(Dataset listings of figures)
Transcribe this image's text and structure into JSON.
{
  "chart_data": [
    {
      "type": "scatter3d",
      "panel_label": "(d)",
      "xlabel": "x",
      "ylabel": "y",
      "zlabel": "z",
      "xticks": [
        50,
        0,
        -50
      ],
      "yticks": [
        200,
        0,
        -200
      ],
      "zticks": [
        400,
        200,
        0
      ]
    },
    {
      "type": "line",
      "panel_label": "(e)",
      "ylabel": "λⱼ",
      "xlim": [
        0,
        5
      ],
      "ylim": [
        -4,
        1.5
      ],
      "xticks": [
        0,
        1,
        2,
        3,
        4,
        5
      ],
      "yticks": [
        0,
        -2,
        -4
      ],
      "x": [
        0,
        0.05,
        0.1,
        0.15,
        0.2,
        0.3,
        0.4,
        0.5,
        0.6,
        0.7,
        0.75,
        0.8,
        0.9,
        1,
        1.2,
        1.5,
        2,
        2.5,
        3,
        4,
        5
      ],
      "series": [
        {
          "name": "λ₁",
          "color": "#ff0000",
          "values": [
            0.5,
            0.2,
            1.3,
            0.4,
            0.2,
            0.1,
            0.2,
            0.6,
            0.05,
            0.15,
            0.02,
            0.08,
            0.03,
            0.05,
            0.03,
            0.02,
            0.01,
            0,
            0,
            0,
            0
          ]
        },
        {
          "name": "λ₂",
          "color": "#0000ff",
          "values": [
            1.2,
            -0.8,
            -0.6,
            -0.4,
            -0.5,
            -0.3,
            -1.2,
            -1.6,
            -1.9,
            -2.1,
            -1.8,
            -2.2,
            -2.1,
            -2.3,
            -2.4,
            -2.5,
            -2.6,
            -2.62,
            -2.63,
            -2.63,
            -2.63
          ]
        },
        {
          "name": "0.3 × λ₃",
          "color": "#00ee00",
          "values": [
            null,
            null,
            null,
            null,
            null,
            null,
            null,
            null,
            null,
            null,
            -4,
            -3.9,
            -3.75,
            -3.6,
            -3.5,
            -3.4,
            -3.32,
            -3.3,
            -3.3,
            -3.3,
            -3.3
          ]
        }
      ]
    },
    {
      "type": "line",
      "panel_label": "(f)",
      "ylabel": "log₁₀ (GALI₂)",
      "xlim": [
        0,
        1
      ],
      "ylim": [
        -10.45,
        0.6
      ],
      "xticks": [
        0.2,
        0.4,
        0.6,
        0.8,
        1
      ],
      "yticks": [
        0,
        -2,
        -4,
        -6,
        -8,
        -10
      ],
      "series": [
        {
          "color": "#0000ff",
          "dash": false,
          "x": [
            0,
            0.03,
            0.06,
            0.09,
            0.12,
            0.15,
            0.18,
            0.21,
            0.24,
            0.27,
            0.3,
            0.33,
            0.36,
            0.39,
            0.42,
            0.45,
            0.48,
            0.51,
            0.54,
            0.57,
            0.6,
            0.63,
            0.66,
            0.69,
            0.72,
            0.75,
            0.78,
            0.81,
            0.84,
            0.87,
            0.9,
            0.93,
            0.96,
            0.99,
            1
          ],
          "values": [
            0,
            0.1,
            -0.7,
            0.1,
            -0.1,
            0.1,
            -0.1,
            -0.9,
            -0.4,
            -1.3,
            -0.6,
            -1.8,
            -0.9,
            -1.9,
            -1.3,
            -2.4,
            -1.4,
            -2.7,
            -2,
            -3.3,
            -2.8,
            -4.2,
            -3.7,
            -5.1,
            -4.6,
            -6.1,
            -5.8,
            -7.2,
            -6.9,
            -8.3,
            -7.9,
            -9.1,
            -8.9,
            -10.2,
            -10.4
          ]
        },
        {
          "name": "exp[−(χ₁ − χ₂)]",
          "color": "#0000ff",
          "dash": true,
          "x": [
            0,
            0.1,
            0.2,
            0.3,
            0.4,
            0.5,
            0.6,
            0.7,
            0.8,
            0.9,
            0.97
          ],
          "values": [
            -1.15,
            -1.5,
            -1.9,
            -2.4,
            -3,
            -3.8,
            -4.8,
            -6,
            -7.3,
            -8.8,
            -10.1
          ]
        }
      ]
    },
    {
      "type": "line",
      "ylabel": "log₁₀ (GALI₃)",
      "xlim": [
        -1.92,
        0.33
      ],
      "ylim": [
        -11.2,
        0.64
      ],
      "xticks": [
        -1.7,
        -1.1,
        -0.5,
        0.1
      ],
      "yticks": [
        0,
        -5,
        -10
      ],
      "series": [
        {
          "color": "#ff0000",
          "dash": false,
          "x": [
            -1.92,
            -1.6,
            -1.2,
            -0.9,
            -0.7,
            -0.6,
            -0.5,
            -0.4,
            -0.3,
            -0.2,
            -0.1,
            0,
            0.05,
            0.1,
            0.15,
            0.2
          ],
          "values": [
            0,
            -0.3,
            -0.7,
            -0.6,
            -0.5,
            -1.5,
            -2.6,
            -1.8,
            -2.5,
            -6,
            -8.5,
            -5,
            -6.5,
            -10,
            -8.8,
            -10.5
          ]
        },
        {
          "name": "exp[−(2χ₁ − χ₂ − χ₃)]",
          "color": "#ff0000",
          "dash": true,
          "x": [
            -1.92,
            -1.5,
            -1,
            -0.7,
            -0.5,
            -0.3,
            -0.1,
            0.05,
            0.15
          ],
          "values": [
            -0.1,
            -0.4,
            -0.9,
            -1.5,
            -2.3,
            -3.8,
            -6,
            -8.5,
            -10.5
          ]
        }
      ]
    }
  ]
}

Task goal ▸
Give back the data above exactly as it appears.

The response ▸
Transcribe this image's text and structure into JSON.
{
  "chart_data": [
    {
      "type": "scatter3d",
      "panel_label": "(d)",
      "xlabel": "x",
      "ylabel": "y",
      "zlabel": "z",
      "xticks": [
        50,
        0,
        -50
      ],
      "yticks": [
        200,
        0,
        -200
      ],
      "zticks": [
        400,
        200,
        0
      ]
    },
    {
      "type": "line",
      "panel_label": "(e)",
      "ylabel": "λⱼ",
      "xlim": [
        0,
        5
      ],
      "ylim": [
        -4,
        1.5
      ],
      "xticks": [
        0,
        1,
        2,
        3,
        4,
        5
      ],
      "yticks": [
        0,
        -2,
        -4
      ],
      "x": [
        0,
        0.05,
        0.1,
        0.15,
        0.2,
        0.3,
        0.4,
        0.5,
        0.6,
        0.7,
        0.75,
        0.8,
        0.9,
        1,
        1.2,
        1.5,
        2,
        2.5,
        3,
        4,
        5
      ],
      "series": [
        {
          "name": "λ₁",
          "color": "#ff0000",
          "values": [
            0.5,
            0.2,
            1.3,
            0.4,
            0.2,
            0.1,
            0.2,
            0.6,
            0.05,
            0.15,
            0.02,
            0.08,
            0.03,
            0.05,
            0.03,
            0.02,
            0.01,
            0,
            0,
            0,
            0
          ]
        },
        {
          "name": "λ₂",
          "color": "#0000ff",
          "values": [
            1.2,
            -0.8,
            -0.6,
            -0.4,
            -0.5,
            -0.3,
            -1.2,
            -1.6,
            -1.9,
            -2.1,
            -1.8,
            -2.2,
            -2.1,
            -2.3,
            -2.4,
            -2.5,
            -2.6,
            -2.62,
            -2.63,
            -2.63,
            -2.63
          ]
        },
        {
          "name": "0.3 × λ₃",
          "color": "#00ee00",
          "values": [
            null,
            null,
            null,
            null,
            null,
            null,
            null,
            null,
            null,
            null,
            -4,
            -3.9,
            -3.75,
            -3.6,
            -3.5,
            -3.4,
            -3.32,
            -3.3,
            -3.3,
            -3.3,
            -3.3
          ]
        }
      ]
    },
    {
      "type": "line",
      "panel_label": "(f)",
      "ylabel": "log₁₀ (GALI₂)",
      "xlim": [
        0,
        1
      ],
      "ylim": [
        -10.45,
        0.6
      ],
      "xticks": [
        0.2,
        0.4,
        0.6,
        0.8,
        1
      ],
      "yticks": [
        0,
        -2,
        -4,
        -6,
        -8,
        -10
      ],
      "series": [
        {
          "color": "#0000ff",
          "dash": false,
          "x": [
            0,
            0.03,
            0.06,
            0.09,
            0.12,
            0.15,
            0.18,
            0.21,
            0.24,
            0.27,
            0.3,
            0.33,
            0.36,
            0.39,
            0.42,
            0.45,
            0.48,
            0.51,
            0.54,
            0.57,
            0.6,
            0.63,
            0.66,
            0.69,
            0.72,
            0.75,
            0.78,
            0.81,
            0.84,
            0.87,
            0.9,
            0.93,
            0.96,
            0.99,
            1
          ],
          "values": [
            0,
            0.1,
            -0.7,
            0.1,
            -0.1,
            0.1,
            -0.1,
            -0.9,
            -0.4,
            -1.3,
            -0.6,
            -1.8,
            -0.9,
            -1.9,
            -1.3,
            -2.4,
            -1.4,
            -2.7,
            -2,
            -3.3,
            -2.8,
            -4.2,
            -3.7,
            -5.1,
            -4.6,
            -6.1,
            -5.8,
            -7.2,
            -6.9,
            -8.3,
            -7.9,
            -9.1,
            -8.9,
            -10.2,
            -10.4
          ]
        },
        {
          "name": "exp[−(χ₁ − χ₂)]",
          "color": "#0000ff",
          "dash": true,
          "x": [
            0,
            0.1,
            0.2,
            0.3,
            0.4,
            0.5,
            0.6,
            0.7,
            0.8,
            0.9,
            0.97
          ],
          "values": [
            -1.15,
            -1.5,
            -1.9,
            -2.4,
            -3,
            -3.8,
            -4.8,
            -6,
            -7.3,
            -8.8,
            -10.1
          ]
        }
      ]
    },
    {
      "type": "line",
      "ylabel": "log₁₀ (GALI₃)",
      "xlim": [
        -1.92,
        0.33
      ],
      "ylim": [
        -11.2,
        0.64
      ],
      "xticks": [
        -1.7,
        -1.1,
        -0.5,
        0.1
      ],
      "yticks": [
        0,
        -5,
        -10
      ],
      "series": [
        {
          "color": "#ff0000",
          "dash": false,
          "x": [
            -1.92,
            -1.6,
            -1.2,
            -0.9,
            -0.7,
            -0.6,
            -0.5,
            -0.4,
            -0.3,
            -0.2,
            -0.1,
            0,
            0.05,
            0.1,
            0.15,
            0.2
          ],
          "values": [
            0,
            -0.3,
            -0.7,
            -0.6,
            -0.5,
            -1.5,
            -2.6,
            -1.8,
            -2.5,
            -6,
            -8.5,
            -5,
            -6.5,
            -10,
            -8.8,
            -10.5
          ]
        },
        {
          "name": "exp[−(2χ₁ − χ₂ − χ₃)]",
          "color": "#ff0000",
          "dash": true,
          "x": [
            -1.92,
            -1.5,
            -1,
            -0.7,
            -0.5,
            -0.3,
            -0.1,
            0.05,
            0.15
          ],
          "values": [
            -0.1,
            -0.4,
            -0.9,
            -1.5,
            -2.3,
            -3.8,
            -6,
            -8.5,
            -10.5
          ]
        }
      ]
    }
  ]
}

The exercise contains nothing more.